Count the rows below that contain `ticks`, treating uppercase and lowercase letters as different, and reply with the number alone.
-------- Data excerpts --------
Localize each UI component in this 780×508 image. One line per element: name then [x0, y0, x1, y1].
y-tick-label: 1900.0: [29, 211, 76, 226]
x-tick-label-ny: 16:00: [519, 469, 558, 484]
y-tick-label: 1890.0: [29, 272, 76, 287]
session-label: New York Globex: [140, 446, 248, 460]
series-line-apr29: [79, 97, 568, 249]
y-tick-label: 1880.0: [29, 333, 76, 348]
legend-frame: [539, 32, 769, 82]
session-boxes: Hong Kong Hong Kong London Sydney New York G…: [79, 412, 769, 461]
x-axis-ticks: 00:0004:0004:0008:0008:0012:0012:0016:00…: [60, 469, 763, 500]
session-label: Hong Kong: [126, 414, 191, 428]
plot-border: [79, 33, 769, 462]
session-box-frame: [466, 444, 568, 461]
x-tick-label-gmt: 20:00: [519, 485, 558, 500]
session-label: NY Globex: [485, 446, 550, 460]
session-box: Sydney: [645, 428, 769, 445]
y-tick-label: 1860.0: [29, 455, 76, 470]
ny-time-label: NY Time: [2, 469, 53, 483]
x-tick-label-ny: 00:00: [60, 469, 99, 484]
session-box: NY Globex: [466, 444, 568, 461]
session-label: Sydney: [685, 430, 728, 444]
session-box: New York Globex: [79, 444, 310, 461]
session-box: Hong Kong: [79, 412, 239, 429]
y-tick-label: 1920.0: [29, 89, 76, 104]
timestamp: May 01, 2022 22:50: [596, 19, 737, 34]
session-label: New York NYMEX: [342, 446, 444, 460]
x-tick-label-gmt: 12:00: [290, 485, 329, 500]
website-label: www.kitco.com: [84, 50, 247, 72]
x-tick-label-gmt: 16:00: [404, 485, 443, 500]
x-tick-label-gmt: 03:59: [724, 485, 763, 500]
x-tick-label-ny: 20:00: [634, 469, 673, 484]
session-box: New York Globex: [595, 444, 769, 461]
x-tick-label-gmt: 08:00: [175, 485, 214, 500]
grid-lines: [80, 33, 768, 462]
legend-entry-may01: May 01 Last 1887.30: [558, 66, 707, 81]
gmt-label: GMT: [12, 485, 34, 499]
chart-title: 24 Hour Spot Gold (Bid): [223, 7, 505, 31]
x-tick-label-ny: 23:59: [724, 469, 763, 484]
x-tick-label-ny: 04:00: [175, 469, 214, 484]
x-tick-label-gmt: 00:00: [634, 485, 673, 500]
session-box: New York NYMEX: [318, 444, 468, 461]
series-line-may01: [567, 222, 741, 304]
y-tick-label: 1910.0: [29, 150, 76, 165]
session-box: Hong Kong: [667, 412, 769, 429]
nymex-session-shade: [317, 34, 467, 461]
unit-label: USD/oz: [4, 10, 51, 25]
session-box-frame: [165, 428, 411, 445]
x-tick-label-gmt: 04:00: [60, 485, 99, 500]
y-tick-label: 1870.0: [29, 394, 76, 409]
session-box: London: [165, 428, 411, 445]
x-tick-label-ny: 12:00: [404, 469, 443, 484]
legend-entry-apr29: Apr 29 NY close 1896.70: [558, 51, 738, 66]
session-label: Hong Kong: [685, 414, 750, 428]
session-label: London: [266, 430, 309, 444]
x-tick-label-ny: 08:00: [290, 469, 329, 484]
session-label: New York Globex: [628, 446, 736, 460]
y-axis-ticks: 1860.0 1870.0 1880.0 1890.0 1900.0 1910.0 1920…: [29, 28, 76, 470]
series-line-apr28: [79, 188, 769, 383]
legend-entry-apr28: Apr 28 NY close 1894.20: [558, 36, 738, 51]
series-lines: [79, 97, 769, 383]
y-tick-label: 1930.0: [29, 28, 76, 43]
--------
▶ **Solution to this task**:
2